BEGIN Provided material
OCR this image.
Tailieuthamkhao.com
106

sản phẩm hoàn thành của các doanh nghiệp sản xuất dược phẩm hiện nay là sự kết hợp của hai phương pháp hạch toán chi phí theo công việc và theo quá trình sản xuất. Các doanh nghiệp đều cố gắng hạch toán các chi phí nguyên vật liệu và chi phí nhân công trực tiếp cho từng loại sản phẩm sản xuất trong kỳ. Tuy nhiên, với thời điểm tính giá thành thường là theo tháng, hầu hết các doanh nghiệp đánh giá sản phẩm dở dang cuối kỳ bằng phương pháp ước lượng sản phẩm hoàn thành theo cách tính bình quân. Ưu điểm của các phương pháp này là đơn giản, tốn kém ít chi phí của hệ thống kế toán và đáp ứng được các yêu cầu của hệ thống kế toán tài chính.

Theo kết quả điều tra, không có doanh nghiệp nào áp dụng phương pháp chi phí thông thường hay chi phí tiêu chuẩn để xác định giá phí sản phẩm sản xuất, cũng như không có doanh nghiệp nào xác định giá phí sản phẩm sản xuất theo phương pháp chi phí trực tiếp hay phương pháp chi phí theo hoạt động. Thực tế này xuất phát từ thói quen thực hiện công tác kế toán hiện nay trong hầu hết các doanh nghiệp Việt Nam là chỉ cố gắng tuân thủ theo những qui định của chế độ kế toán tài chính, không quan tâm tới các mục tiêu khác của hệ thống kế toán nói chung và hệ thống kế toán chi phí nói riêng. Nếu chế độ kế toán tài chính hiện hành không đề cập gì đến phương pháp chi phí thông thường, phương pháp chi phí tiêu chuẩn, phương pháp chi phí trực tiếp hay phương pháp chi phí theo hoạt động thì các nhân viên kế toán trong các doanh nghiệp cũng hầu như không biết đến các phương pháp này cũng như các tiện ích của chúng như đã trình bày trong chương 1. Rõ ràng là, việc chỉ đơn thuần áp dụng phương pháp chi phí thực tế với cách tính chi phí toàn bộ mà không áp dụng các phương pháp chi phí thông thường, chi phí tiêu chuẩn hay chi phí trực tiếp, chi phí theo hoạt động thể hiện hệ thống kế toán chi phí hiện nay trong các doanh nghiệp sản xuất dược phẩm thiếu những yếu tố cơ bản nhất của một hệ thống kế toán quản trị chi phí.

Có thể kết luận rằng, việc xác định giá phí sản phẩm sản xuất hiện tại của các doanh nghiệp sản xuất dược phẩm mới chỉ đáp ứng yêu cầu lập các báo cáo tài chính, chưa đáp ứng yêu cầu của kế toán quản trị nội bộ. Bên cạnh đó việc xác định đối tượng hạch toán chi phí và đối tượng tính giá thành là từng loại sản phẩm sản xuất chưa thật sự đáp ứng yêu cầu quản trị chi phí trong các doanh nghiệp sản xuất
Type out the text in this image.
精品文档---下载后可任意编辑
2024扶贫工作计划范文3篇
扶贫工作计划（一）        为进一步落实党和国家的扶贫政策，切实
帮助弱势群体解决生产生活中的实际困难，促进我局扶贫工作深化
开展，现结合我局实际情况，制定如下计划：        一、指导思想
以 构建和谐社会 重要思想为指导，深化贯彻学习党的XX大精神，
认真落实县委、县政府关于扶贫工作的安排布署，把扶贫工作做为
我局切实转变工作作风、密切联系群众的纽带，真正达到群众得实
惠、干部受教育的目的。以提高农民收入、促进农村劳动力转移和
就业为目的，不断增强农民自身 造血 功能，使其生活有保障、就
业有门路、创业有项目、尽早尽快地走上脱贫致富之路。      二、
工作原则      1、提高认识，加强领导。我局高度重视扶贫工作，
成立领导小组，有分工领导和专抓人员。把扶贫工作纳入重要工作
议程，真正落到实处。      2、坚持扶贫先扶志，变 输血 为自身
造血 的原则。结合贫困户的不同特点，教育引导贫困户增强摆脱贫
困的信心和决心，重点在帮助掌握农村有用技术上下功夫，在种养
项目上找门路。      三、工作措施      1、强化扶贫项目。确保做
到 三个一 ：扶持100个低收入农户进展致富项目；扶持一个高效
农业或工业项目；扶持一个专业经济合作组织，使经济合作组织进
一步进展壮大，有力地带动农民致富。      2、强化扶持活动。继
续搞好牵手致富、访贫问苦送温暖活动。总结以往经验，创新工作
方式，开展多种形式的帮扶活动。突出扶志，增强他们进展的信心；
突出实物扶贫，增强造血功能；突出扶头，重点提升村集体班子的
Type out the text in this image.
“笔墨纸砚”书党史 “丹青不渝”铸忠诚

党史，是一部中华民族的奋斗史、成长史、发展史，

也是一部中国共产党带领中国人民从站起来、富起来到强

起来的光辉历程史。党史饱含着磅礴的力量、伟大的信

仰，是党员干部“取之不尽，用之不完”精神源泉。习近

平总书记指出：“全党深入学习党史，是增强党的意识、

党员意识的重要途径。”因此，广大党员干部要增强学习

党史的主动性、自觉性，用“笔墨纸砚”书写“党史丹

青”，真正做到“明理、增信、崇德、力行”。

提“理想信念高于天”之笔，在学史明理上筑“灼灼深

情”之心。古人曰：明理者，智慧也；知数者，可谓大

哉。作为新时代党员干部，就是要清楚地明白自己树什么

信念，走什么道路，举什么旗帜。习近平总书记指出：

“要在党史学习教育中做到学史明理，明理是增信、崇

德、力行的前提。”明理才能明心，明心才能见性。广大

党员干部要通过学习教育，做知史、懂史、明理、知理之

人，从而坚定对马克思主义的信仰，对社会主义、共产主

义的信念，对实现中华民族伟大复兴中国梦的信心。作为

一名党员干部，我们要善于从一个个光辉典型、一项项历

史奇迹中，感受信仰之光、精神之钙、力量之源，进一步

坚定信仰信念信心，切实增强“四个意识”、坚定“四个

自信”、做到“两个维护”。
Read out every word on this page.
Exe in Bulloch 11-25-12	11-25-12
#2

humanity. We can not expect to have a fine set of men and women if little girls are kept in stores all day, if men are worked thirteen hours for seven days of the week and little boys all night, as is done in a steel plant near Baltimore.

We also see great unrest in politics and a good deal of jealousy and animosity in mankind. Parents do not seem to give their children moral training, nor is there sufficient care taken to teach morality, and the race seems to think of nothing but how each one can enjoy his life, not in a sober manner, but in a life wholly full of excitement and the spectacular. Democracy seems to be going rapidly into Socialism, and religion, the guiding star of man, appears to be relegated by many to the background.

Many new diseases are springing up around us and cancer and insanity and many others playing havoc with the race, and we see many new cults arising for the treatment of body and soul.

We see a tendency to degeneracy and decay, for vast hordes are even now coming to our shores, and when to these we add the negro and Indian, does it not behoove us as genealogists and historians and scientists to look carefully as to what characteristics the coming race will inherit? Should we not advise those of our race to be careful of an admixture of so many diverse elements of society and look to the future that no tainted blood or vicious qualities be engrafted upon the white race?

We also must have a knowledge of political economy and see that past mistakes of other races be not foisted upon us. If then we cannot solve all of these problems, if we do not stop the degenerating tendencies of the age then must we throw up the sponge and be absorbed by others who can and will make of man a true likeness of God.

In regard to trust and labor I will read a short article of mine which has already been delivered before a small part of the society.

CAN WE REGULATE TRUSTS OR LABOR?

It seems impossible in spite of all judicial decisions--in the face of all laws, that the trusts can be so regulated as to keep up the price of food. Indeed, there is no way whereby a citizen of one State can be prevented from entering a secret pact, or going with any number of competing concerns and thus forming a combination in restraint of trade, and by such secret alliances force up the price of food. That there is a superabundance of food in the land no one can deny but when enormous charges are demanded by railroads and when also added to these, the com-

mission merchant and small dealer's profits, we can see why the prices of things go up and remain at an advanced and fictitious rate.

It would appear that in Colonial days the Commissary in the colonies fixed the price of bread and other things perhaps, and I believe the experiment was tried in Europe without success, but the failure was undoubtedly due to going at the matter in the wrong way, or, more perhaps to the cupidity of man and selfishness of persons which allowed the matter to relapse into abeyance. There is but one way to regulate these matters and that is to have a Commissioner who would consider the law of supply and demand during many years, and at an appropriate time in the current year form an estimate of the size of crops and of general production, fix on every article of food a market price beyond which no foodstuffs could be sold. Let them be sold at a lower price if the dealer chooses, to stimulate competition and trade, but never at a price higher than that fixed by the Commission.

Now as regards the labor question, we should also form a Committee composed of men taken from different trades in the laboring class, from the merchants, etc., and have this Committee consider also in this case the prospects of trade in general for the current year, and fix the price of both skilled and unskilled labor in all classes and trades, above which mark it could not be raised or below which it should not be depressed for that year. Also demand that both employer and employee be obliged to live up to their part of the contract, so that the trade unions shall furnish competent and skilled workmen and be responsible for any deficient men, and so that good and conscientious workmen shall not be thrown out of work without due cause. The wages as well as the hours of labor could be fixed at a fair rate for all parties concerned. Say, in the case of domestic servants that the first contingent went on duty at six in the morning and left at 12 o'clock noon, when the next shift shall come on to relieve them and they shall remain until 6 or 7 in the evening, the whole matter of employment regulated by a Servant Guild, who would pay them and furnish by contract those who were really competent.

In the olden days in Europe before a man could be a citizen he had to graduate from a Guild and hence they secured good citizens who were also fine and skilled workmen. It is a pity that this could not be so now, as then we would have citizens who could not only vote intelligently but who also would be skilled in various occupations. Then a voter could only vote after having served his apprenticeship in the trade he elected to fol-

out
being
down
END Provided material
_What this task involves_
Copy every line that contains the string "笔墨纸砚".

_Correct result_
“笔墨纸砚”书党史 “丹青不渝”铸忠诚
党史的主动性、自觉性，用“笔墨纸砚”书写“党史丹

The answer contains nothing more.